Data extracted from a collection
##############################
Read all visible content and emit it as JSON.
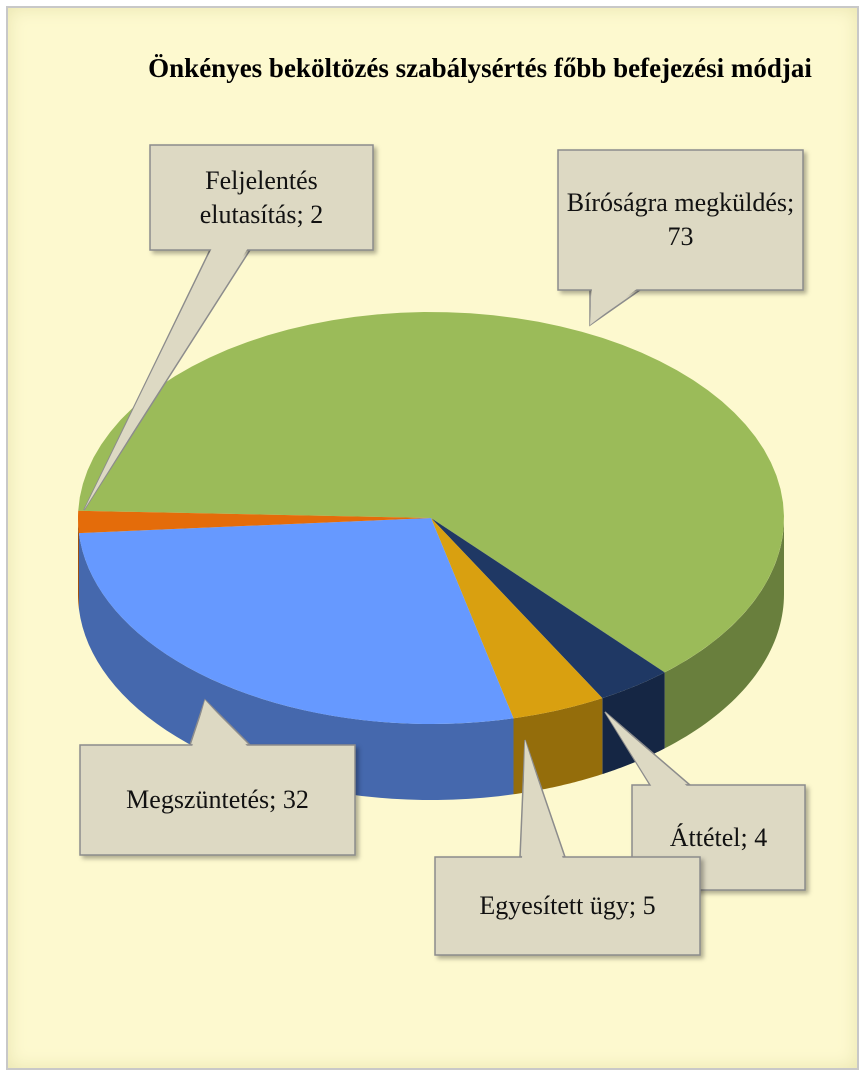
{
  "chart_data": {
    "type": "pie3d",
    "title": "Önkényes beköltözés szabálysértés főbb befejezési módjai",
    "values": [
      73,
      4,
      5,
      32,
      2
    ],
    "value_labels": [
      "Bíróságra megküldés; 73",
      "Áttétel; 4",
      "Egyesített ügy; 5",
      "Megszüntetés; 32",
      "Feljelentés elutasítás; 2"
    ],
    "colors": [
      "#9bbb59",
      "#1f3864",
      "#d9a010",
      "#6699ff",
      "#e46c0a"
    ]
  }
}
##############################
Goal:
Quote every entry exactly, with the pictures omitted.

The output:
Read all visible content and emit it as JSON.
{
  "chart_data": {
    "type": "pie3d",
    "title": "Önkényes beköltözés szabálysértés főbb befejezési módjai",
    "values": [
      73,
      4,
      5,
      32,
      2
    ],
    "value_labels": [
      "Bíróságra megküldés; 73",
      "Áttétel; 4",
      "Egyesített ügy; 5",
      "Megszüntetés; 32",
      "Feljelentés elutasítás; 2"
    ],
    "colors": [
      "#9bbb59",
      "#1f3864",
      "#d9a010",
      "#6699ff",
      "#e46c0a"
    ]
  }
}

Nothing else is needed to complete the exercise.